Problem description: Without the images, output each record below as it stands.

Excerpted records:
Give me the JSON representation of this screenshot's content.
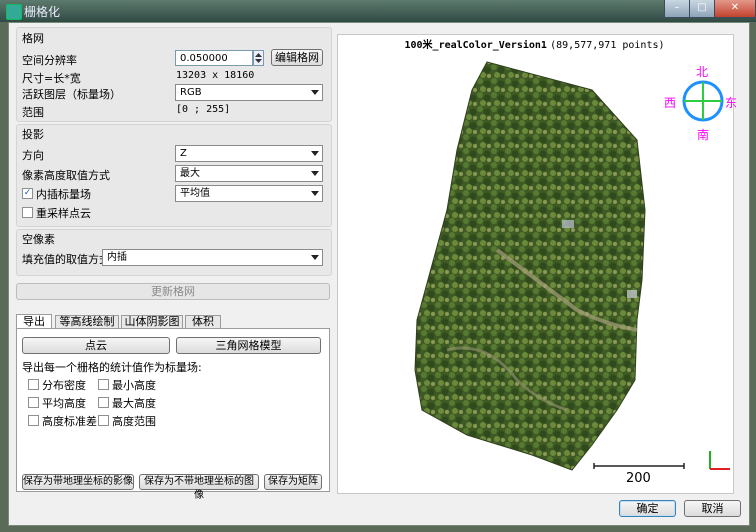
{
  "window": {
    "title": "栅格化",
    "close_glyph": "✕",
    "minimize_glyph": "–",
    "maximize_glyph": "□"
  },
  "grid": {
    "title": "格网",
    "step_label": "空间分辨率",
    "step_value": "0.050000",
    "edit_grid_label": "编辑格网",
    "size_label": "尺寸=长*宽",
    "size_value": "13203 x 18160",
    "active_layer_label": "活跃图层（标量场）",
    "active_layer_value": "RGB",
    "range_label": "范围",
    "range_value": "[0 ; 255]"
  },
  "projection": {
    "title": "投影",
    "direction_label": "方向",
    "direction_value": "Z",
    "cell_height_label": "像素高度取值方式",
    "cell_height_value": "最大",
    "interpolate_sf_label": "内插标量场",
    "interpolate_sf_checked": true,
    "interpolate_sf_value": "平均值",
    "resample_label": "重采样点云",
    "resample_checked": false
  },
  "empty_cells": {
    "title": "空像素",
    "fill_label": "填充值的取值方式",
    "fill_value": "内插"
  },
  "update_grid_label": "更新格网",
  "tabs": [
    {
      "label": "导出",
      "active": true
    },
    {
      "label": "等高线绘制",
      "active": false
    },
    {
      "label": "山体阴影图",
      "active": false
    },
    {
      "label": "体积",
      "active": false
    }
  ],
  "export": {
    "cloud_button": "点云",
    "mesh_button": "三角网格模型",
    "stats_label": "导出每一个栅格的统计值作为标量场:",
    "stats": [
      {
        "label": "分布密度",
        "checked": false
      },
      {
        "label": "最小高度",
        "checked": false
      },
      {
        "label": "平均高度",
        "checked": false
      },
      {
        "label": "最大高度",
        "checked": false
      },
      {
        "label": "高度标准差",
        "checked": false
      },
      {
        "label": "高度范围",
        "checked": false
      }
    ],
    "save_geo_button": "保存为带地理坐标的影像",
    "save_nogeo_button": "保存为不带地理坐标的图像",
    "save_matrix_button": "保存为矩阵"
  },
  "viewer": {
    "cloud_name": "100米_realColor_Version1",
    "point_count": "(89,577,971 points)",
    "compass": {
      "north": "北",
      "south": "南",
      "east": "东",
      "west": "西"
    },
    "scale_value": "200"
  },
  "dialog": {
    "ok_label": "确定",
    "cancel_label": "取消"
  },
  "colors": {
    "compass_labels": "#ff00ff",
    "compass_circle": "#1e90ff",
    "compass_cross": "#2ecc40",
    "axis_x": "#e02020",
    "axis_y": "#20b020"
  }
}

Task answer:
Give me the JSON representation of this screenshot's content.
{
  "window": {
    "title": "栅格化",
    "close_glyph": "✕",
    "minimize_glyph": "–",
    "maximize_glyph": "□"
  },
  "grid": {
    "title": "格网",
    "step_label": "空间分辨率",
    "step_value": "0.050000",
    "edit_grid_label": "编辑格网",
    "size_label": "尺寸=长*宽",
    "size_value": "13203 x 18160",
    "active_layer_label": "活跃图层（标量场）",
    "active_layer_value": "RGB",
    "range_label": "范围",
    "range_value": "[0 ; 255]"
  },
  "projection": {
    "title": "投影",
    "direction_label": "方向",
    "direction_value": "Z",
    "cell_height_label": "像素高度取值方式",
    "cell_height_value": "最大",
    "interpolate_sf_label": "内插标量场",
    "interpolate_sf_checked": true,
    "interpolate_sf_value": "平均值",
    "resample_label": "重采样点云",
    "resample_checked": false
  },
  "empty_cells": {
    "title": "空像素",
    "fill_label": "填充值的取值方式",
    "fill_value": "内插"
  },
  "update_grid_label": "更新格网",
  "tabs": [
    {
      "label": "导出",
      "active": true
    },
    {
      "label": "等高线绘制",
      "active": false
    },
    {
      "label": "山体阴影图",
      "active": false
    },
    {
      "label": "体积",
      "active": false
    }
  ],
  "export": {
    "cloud_button": "点云",
    "mesh_button": "三角网格模型",
    "stats_label": "导出每一个栅格的统计值作为标量场:",
    "stats": [
      {
        "label": "分布密度",
        "checked": false
      },
      {
        "label": "最小高度",
        "checked": false
      },
      {
        "label": "平均高度",
        "checked": false
      },
      {
        "label": "最大高度",
        "checked": false
      },
      {
        "label": "高度标准差",
        "checked": false
      },
      {
        "label": "高度范围",
        "checked": false
      }
    ],
    "save_geo_button": "保存为带地理坐标的影像",
    "save_nogeo_button": "保存为不带地理坐标的图像",
    "save_matrix_button": "保存为矩阵"
  },
  "viewer": {
    "cloud_name": "100米_realColor_Version1",
    "point_count": "(89,577,971 points)",
    "compass": {
      "north": "北",
      "south": "南",
      "east": "东",
      "west": "西"
    },
    "scale_value": "200"
  },
  "dialog": {
    "ok_label": "确定",
    "cancel_label": "取消"
  },
  "colors": {
    "compass_labels": "#ff00ff",
    "compass_circle": "#1e90ff",
    "compass_cross": "#2ecc40",
    "axis_x": "#e02020",
    "axis_y": "#20b020"
  }
}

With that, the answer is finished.